Copy all lines in which the word "color" can be found.
# Extracted information start
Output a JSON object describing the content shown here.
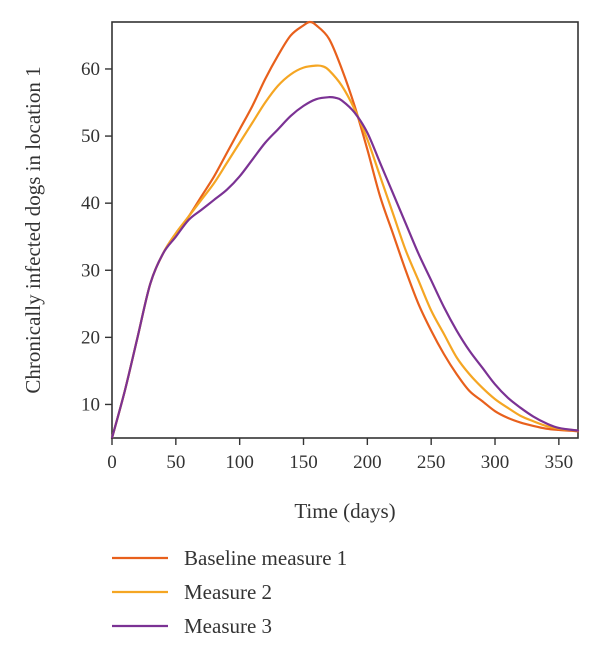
{
  "chart_data": {
    "type": "line",
    "xlabel": "Time (days)",
    "ylabel": "Chronically infected dogs in location 1",
    "xlim": [
      0,
      365
    ],
    "ylim": [
      5,
      67
    ],
    "xticks": [
      0,
      50,
      100,
      150,
      200,
      250,
      300,
      350
    ],
    "yticks": [
      10,
      20,
      30,
      40,
      50,
      60
    ],
    "grid": false,
    "legend_position": "bottom",
    "series": [
      {
        "name": "Baseline measure 1",
        "color": "#e8601c",
        "x": [
          0,
          10,
          20,
          30,
          40,
          50,
          60,
          70,
          80,
          90,
          100,
          110,
          120,
          130,
          140,
          150,
          155,
          160,
          170,
          180,
          190,
          200,
          210,
          220,
          230,
          240,
          250,
          260,
          270,
          280,
          290,
          300,
          310,
          320,
          330,
          340,
          350,
          365
        ],
        "y": [
          5,
          12,
          20,
          28,
          32.5,
          35.5,
          38,
          41,
          44,
          47.5,
          51,
          54.5,
          58.5,
          62,
          65,
          66.5,
          67,
          66.5,
          64.5,
          60,
          54.5,
          48,
          41,
          35.5,
          30,
          25,
          21,
          17.5,
          14.5,
          12,
          10.5,
          9,
          8,
          7.3,
          6.8,
          6.4,
          6.2,
          6
        ]
      },
      {
        "name": "Measure 2",
        "color": "#f5a623",
        "x": [
          0,
          10,
          20,
          30,
          40,
          50,
          60,
          70,
          80,
          90,
          100,
          110,
          120,
          130,
          140,
          150,
          160,
          165,
          170,
          180,
          190,
          200,
          210,
          220,
          230,
          240,
          250,
          260,
          270,
          280,
          290,
          300,
          310,
          320,
          330,
          340,
          350,
          365
        ],
        "y": [
          5,
          12,
          20,
          28,
          32.5,
          35.5,
          38,
          40.5,
          43,
          46,
          49,
          52,
          55,
          57.5,
          59.2,
          60.2,
          60.5,
          60.4,
          59.8,
          57.5,
          54,
          49.5,
          44,
          38.5,
          33,
          28.5,
          24,
          20.5,
          17,
          14.5,
          12.5,
          10.8,
          9.5,
          8.3,
          7.5,
          6.8,
          6.4,
          6.1
        ]
      },
      {
        "name": "Measure 3",
        "color": "#7b3294",
        "x": [
          0,
          10,
          20,
          30,
          40,
          50,
          60,
          70,
          80,
          90,
          100,
          110,
          120,
          130,
          140,
          150,
          160,
          170,
          175,
          180,
          190,
          200,
          210,
          220,
          230,
          240,
          250,
          260,
          270,
          280,
          290,
          300,
          310,
          320,
          330,
          340,
          350,
          365
        ],
        "y": [
          5,
          12,
          20,
          28,
          32.5,
          35,
          37.5,
          39,
          40.5,
          42,
          44,
          46.5,
          49,
          51,
          53,
          54.5,
          55.5,
          55.8,
          55.7,
          55.3,
          53.5,
          50.5,
          46,
          41.5,
          37,
          32.5,
          28.5,
          24.5,
          21,
          18,
          15.5,
          13,
          11,
          9.5,
          8.2,
          7.2,
          6.5,
          6.1
        ]
      }
    ]
  }
}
# Extracted information end
Answer to the exercise =
        "color": "#e8601c",
        "color": "#f5a623",
        "color": "#7b3294",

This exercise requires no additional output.